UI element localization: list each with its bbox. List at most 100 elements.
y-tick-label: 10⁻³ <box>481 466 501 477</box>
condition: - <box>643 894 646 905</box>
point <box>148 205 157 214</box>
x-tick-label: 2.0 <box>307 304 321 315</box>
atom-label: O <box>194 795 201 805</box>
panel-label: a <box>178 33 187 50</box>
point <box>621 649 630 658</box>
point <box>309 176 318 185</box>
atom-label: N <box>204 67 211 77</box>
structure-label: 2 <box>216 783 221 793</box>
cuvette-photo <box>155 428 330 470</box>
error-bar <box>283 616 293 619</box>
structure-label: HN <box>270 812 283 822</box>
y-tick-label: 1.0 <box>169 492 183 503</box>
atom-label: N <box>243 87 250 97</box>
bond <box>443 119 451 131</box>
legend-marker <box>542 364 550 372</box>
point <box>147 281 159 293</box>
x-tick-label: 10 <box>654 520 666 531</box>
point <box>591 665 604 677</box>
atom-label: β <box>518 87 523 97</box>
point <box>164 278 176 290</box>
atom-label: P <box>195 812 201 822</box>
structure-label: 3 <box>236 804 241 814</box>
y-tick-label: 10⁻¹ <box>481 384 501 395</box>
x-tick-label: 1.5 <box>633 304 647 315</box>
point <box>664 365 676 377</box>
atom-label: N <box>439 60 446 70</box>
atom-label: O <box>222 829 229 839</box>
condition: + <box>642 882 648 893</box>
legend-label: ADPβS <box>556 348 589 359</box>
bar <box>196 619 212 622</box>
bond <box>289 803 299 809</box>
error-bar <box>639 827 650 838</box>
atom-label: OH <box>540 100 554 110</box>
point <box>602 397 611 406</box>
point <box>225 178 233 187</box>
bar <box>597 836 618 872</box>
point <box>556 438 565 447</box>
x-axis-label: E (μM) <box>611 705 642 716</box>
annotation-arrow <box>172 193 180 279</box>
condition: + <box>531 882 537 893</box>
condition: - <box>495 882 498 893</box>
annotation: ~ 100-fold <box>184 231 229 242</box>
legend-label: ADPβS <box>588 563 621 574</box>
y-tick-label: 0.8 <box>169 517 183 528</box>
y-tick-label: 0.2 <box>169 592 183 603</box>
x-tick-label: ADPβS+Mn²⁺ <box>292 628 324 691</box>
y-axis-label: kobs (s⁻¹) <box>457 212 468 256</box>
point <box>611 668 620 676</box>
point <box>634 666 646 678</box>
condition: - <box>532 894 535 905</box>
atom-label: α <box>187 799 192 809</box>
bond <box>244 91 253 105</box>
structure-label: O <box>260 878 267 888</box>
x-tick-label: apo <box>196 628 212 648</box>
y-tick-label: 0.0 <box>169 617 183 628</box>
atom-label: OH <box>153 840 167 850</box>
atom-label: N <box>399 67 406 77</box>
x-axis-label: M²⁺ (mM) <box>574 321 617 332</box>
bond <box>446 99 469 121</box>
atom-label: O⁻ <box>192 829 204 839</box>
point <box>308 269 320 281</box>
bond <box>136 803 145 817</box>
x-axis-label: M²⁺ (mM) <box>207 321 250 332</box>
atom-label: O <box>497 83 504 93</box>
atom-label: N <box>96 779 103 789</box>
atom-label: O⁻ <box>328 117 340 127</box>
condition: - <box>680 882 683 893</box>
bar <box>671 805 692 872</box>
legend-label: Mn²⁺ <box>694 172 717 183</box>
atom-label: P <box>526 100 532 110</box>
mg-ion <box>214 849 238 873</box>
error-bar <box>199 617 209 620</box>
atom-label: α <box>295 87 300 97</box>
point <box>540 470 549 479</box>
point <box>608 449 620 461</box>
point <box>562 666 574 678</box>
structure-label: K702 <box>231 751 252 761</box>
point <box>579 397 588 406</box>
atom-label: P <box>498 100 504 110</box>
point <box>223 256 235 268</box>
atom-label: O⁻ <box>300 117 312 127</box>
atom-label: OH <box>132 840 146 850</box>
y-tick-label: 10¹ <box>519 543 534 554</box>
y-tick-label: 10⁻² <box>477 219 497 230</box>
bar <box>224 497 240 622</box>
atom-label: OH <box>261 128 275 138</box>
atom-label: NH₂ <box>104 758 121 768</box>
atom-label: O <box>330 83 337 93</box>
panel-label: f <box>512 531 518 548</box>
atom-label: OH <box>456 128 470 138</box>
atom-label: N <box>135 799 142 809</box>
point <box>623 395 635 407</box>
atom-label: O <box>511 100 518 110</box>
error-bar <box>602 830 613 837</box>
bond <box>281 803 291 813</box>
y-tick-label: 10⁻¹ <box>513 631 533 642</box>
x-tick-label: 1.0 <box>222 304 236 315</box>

::::

• **To be done**
Reproduce the listing above in full, keeping every line unchanged.

• **Worked solution**
UI element localization: list each with its bbox. List at most 100 elements.
y-tick-label: 10⁻³ <box>481 466 501 477</box>
condition: - <box>643 894 646 905</box>
point <box>148 205 157 214</box>
x-tick-label: 2.0 <box>307 304 321 315</box>
atom-label: O <box>194 795 201 805</box>
panel-label: a <box>178 33 187 50</box>
point <box>621 649 630 658</box>
point <box>309 176 318 185</box>
atom-label: N <box>204 67 211 77</box>
structure-label: 2 <box>216 783 221 793</box>
cuvette-photo <box>155 428 330 470</box>
error-bar <box>283 616 293 619</box>
structure-label: HN <box>270 812 283 822</box>
y-tick-label: 1.0 <box>169 492 183 503</box>
atom-label: N <box>243 87 250 97</box>
bond <box>443 119 451 131</box>
legend-marker <box>542 364 550 372</box>
point <box>147 281 159 293</box>
x-tick-label: 10 <box>654 520 666 531</box>
point <box>591 665 604 677</box>
atom-label: β <box>518 87 523 97</box>
point <box>164 278 176 290</box>
atom-label: P <box>195 812 201 822</box>
structure-label: 3 <box>236 804 241 814</box>
y-tick-label: 10⁻¹ <box>481 384 501 395</box>
x-tick-label: 1.5 <box>633 304 647 315</box>
point <box>664 365 676 377</box>
atom-label: N <box>439 60 446 70</box>
atom-label: O <box>222 829 229 839</box>
condition: + <box>642 882 648 893</box>
legend-label: ADPβS <box>556 348 589 359</box>
bar <box>196 619 212 622</box>
bond <box>289 803 299 809</box>
error-bar <box>639 827 650 838</box>
atom-label: OH <box>540 100 554 110</box>
point <box>602 397 611 406</box>
point <box>225 178 233 187</box>
bar <box>597 836 618 872</box>
point <box>556 438 565 447</box>
x-axis-label: E (μM) <box>611 705 642 716</box>
annotation-arrow <box>172 193 180 279</box>
condition: + <box>531 882 537 893</box>
condition: - <box>495 882 498 893</box>
annotation: ~ 100-fold <box>184 231 229 242</box>
legend-label: ADPβS <box>588 563 621 574</box>
y-tick-label: 0.8 <box>169 517 183 528</box>
y-tick-label: 0.2 <box>169 592 183 603</box>
x-tick-label: ADPβS+Mn²⁺ <box>292 628 324 691</box>
y-axis-label: kobs (s⁻¹) <box>457 212 468 256</box>
point <box>611 668 620 676</box>
point <box>634 666 646 678</box>
condition: - <box>532 894 535 905</box>
atom-label: α <box>187 799 192 809</box>
bond <box>244 91 253 105</box>
structure-label: O <box>260 878 267 888</box>
x-tick-label: apo <box>196 628 212 648</box>
y-tick-label: 0.0 <box>169 617 183 628</box>
atom-label: OH <box>153 840 167 850</box>
atom-label: N <box>399 67 406 77</box>
x-axis-label: M²⁺ (mM) <box>574 321 617 332</box>
bond <box>446 99 469 121</box>
atom-label: O⁻ <box>192 829 204 839</box>
point <box>308 269 320 281</box>
bond <box>136 803 145 817</box>
x-axis-label: M²⁺ (mM) <box>207 321 250 332</box>
atom-label: O <box>497 83 504 93</box>
atom-label: N <box>96 779 103 789</box>
atom-label: O⁻ <box>328 117 340 127</box>
condition: - <box>680 882 683 893</box>
bar <box>671 805 692 872</box>
legend-label: Mn²⁺ <box>694 172 717 183</box>
atom-label: P <box>526 100 532 110</box>
mg-ion <box>214 849 238 873</box>
error-bar <box>199 617 209 620</box>
atom-label: α <box>295 87 300 97</box>
point <box>540 470 549 479</box>
point <box>608 449 620 461</box>
point <box>562 666 574 678</box>
structure-label: K702 <box>231 751 252 761</box>
point <box>579 397 588 406</box>
atom-label: P <box>498 100 504 110</box>
point <box>223 256 235 268</box>
atom-label: O⁻ <box>300 117 312 127</box>
atom-label: OH <box>132 840 146 850</box>
y-tick-label: 10¹ <box>519 543 534 554</box>
y-tick-label: 10⁻² <box>477 219 497 230</box>
bar <box>224 497 240 622</box>
atom-label: OH <box>261 128 275 138</box>
atom-label: NH₂ <box>104 758 121 768</box>
atom-label: O <box>330 83 337 93</box>
panel-label: f <box>512 531 518 548</box>
atom-label: OH <box>456 128 470 138</box>
atom-label: N <box>135 799 142 809</box>
point <box>623 395 635 407</box>
atom-label: O <box>511 100 518 110</box>
error-bar <box>602 830 613 837</box>
bond <box>281 803 291 813</box>
y-tick-label: 10⁻¹ <box>513 631 533 642</box>
x-tick-label: 1.0 <box>222 304 236 315</box>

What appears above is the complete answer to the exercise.